Repeat the whole of the data, keeping every detail the same.

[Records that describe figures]
-- Begin --
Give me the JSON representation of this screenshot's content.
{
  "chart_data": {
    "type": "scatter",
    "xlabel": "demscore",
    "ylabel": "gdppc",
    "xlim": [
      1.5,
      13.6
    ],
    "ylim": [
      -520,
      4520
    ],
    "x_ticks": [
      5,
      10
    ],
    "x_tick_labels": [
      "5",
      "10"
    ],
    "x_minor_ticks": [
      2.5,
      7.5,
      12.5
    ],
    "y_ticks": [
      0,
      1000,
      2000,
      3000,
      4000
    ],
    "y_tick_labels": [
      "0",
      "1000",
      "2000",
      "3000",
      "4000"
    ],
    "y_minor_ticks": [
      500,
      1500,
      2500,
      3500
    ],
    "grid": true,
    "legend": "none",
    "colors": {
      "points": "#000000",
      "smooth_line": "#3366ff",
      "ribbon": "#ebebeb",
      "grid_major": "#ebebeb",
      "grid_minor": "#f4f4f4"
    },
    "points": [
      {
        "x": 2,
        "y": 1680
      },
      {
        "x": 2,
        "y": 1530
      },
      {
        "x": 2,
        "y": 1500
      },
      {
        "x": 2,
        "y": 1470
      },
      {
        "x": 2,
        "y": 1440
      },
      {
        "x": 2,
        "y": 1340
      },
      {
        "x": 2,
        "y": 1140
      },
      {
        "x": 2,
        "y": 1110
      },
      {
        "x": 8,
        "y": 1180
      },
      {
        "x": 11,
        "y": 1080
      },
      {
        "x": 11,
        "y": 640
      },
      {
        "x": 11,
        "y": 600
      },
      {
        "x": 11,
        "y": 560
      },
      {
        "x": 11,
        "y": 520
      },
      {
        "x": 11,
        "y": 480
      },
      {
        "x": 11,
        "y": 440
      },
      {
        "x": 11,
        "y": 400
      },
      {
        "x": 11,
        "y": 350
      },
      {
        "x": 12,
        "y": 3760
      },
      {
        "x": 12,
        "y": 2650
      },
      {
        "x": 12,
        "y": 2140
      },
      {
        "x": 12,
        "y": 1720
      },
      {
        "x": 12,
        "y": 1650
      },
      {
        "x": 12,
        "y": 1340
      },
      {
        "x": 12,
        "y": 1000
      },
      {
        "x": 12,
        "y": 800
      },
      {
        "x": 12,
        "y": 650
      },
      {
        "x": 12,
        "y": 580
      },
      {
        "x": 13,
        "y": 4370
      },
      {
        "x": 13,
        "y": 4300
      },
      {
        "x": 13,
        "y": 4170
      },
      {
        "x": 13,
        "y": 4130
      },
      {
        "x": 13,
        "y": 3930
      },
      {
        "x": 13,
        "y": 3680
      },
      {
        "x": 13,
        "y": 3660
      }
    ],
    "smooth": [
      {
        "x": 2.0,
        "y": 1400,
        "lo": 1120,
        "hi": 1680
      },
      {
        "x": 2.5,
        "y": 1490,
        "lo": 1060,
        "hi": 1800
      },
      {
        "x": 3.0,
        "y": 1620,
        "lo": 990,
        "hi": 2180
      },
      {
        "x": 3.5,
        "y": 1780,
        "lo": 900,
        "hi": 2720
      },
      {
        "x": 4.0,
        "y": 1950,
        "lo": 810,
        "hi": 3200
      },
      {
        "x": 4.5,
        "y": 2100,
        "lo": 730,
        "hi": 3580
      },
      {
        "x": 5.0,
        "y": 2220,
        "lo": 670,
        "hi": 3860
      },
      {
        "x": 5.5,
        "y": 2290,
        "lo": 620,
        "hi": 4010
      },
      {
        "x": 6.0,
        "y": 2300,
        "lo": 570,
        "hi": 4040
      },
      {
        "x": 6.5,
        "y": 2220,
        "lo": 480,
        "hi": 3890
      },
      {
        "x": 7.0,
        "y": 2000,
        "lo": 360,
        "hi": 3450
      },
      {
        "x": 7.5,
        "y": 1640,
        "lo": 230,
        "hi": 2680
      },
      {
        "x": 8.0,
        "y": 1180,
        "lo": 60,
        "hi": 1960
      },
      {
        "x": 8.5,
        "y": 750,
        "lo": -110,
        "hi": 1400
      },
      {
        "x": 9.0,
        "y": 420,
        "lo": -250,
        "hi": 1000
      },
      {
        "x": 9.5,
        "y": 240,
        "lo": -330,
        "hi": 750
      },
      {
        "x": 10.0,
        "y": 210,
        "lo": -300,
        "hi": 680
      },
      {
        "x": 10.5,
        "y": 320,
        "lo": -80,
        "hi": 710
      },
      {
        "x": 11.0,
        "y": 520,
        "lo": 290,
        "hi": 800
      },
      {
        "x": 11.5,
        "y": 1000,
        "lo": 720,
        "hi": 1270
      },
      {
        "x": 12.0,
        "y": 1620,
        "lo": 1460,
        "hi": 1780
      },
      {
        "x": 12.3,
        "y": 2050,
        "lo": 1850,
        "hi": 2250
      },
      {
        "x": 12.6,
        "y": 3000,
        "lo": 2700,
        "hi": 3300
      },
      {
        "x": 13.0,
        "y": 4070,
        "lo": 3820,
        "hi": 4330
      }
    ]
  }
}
-- End --
Result ::
Give me the JSON representation of this screenshot's content.
{
  "chart_data": {
    "type": "scatter",
    "xlabel": "demscore",
    "ylabel": "gdppc",
    "xlim": [
      1.5,
      13.6
    ],
    "ylim": [
      -520,
      4520
    ],
    "x_ticks": [
      5,
      10
    ],
    "x_tick_labels": [
      "5",
      "10"
    ],
    "x_minor_ticks": [
      2.5,
      7.5,
      12.5
    ],
    "y_ticks": [
      0,
      1000,
      2000,
      3000,
      4000
    ],
    "y_tick_labels": [
      "0",
      "1000",
      "2000",
      "3000",
      "4000"
    ],
    "y_minor_ticks": [
      500,
      1500,
      2500,
      3500
    ],
    "grid": true,
    "legend": "none",
    "colors": {
      "points": "#000000",
      "smooth_line": "#3366ff",
      "ribbon": "#ebebeb",
      "grid_major": "#ebebeb",
      "grid_minor": "#f4f4f4"
    },
    "points": [
      {
        "x": 2,
        "y": 1680
      },
      {
        "x": 2,
        "y": 1530
      },
      {
        "x": 2,
        "y": 1500
      },
      {
        "x": 2,
        "y": 1470
      },
      {
        "x": 2,
        "y": 1440
      },
      {
        "x": 2,
        "y": 1340
      },
      {
        "x": 2,
        "y": 1140
      },
      {
        "x": 2,
        "y": 1110
      },
      {
        "x": 8,
        "y": 1180
      },
      {
        "x": 11,
        "y": 1080
      },
      {
        "x": 11,
        "y": 640
      },
      {
        "x": 11,
        "y": 600
      },
      {
        "x": 11,
        "y": 560
      },
      {
        "x": 11,
        "y": 520
      },
      {
        "x": 11,
        "y": 480
      },
      {
        "x": 11,
        "y": 440
      },
      {
        "x": 11,
        "y": 400
      },
      {
        "x": 11,
        "y": 350
      },
      {
        "x": 12,
        "y": 3760
      },
      {
        "x": 12,
        "y": 2650
      },
      {
        "x": 12,
        "y": 2140
      },
      {
        "x": 12,
        "y": 1720
      },
      {
        "x": 12,
        "y": 1650
      },
      {
        "x": 12,
        "y": 1340
      },
      {
        "x": 12,
        "y": 1000
      },
      {
        "x": 12,
        "y": 800
      },
      {
        "x": 12,
        "y": 650
      },
      {
        "x": 12,
        "y": 580
      },
      {
        "x": 13,
        "y": 4370
      },
      {
        "x": 13,
        "y": 4300
      },
      {
        "x": 13,
        "y": 4170
      },
      {
        "x": 13,
        "y": 4130
      },
      {
        "x": 13,
        "y": 3930
      },
      {
        "x": 13,
        "y": 3680
      },
      {
        "x": 13,
        "y": 3660
      }
    ],
    "smooth": [
      {
        "x": 2.0,
        "y": 1400,
        "lo": 1120,
        "hi": 1680
      },
      {
        "x": 2.5,
        "y": 1490,
        "lo": 1060,
        "hi": 1800
      },
      {
        "x": 3.0,
        "y": 1620,
        "lo": 990,
        "hi": 2180
      },
      {
        "x": 3.5,
        "y": 1780,
        "lo": 900,
        "hi": 2720
      },
      {
        "x": 4.0,
        "y": 1950,
        "lo": 810,
        "hi": 3200
      },
      {
        "x": 4.5,
        "y": 2100,
        "lo": 730,
        "hi": 3580
      },
      {
        "x": 5.0,
        "y": 2220,
        "lo": 670,
        "hi": 3860
      },
      {
        "x": 5.5,
        "y": 2290,
        "lo": 620,
        "hi": 4010
      },
      {
        "x": 6.0,
        "y": 2300,
        "lo": 570,
        "hi": 4040
      },
      {
        "x": 6.5,
        "y": 2220,
        "lo": 480,
        "hi": 3890
      },
      {
        "x": 7.0,
        "y": 2000,
        "lo": 360,
        "hi": 3450
      },
      {
        "x": 7.5,
        "y": 1640,
        "lo": 230,
        "hi": 2680
      },
      {
        "x": 8.0,
        "y": 1180,
        "lo": 60,
        "hi": 1960
      },
      {
        "x": 8.5,
        "y": 750,
        "lo": -110,
        "hi": 1400
      },
      {
        "x": 9.0,
        "y": 420,
        "lo": -250,
        "hi": 1000
      },
      {
        "x": 9.5,
        "y": 240,
        "lo": -330,
        "hi": 750
      },
      {
        "x": 10.0,
        "y": 210,
        "lo": -300,
        "hi": 680
      },
      {
        "x": 10.5,
        "y": 320,
        "lo": -80,
        "hi": 710
      },
      {
        "x": 11.0,
        "y": 520,
        "lo": 290,
        "hi": 800
      },
      {
        "x": 11.5,
        "y": 1000,
        "lo": 720,
        "hi": 1270
      },
      {
        "x": 12.0,
        "y": 1620,
        "lo": 1460,
        "hi": 1780
      },
      {
        "x": 12.3,
        "y": 2050,
        "lo": 1850,
        "hi": 2250
      },
      {
        "x": 12.6,
        "y": 3000,
        "lo": 2700,
        "hi": 3300
      },
      {
        "x": 13.0,
        "y": 4070,
        "lo": 3820,
        "hi": 4330
      }
    ]
  }
}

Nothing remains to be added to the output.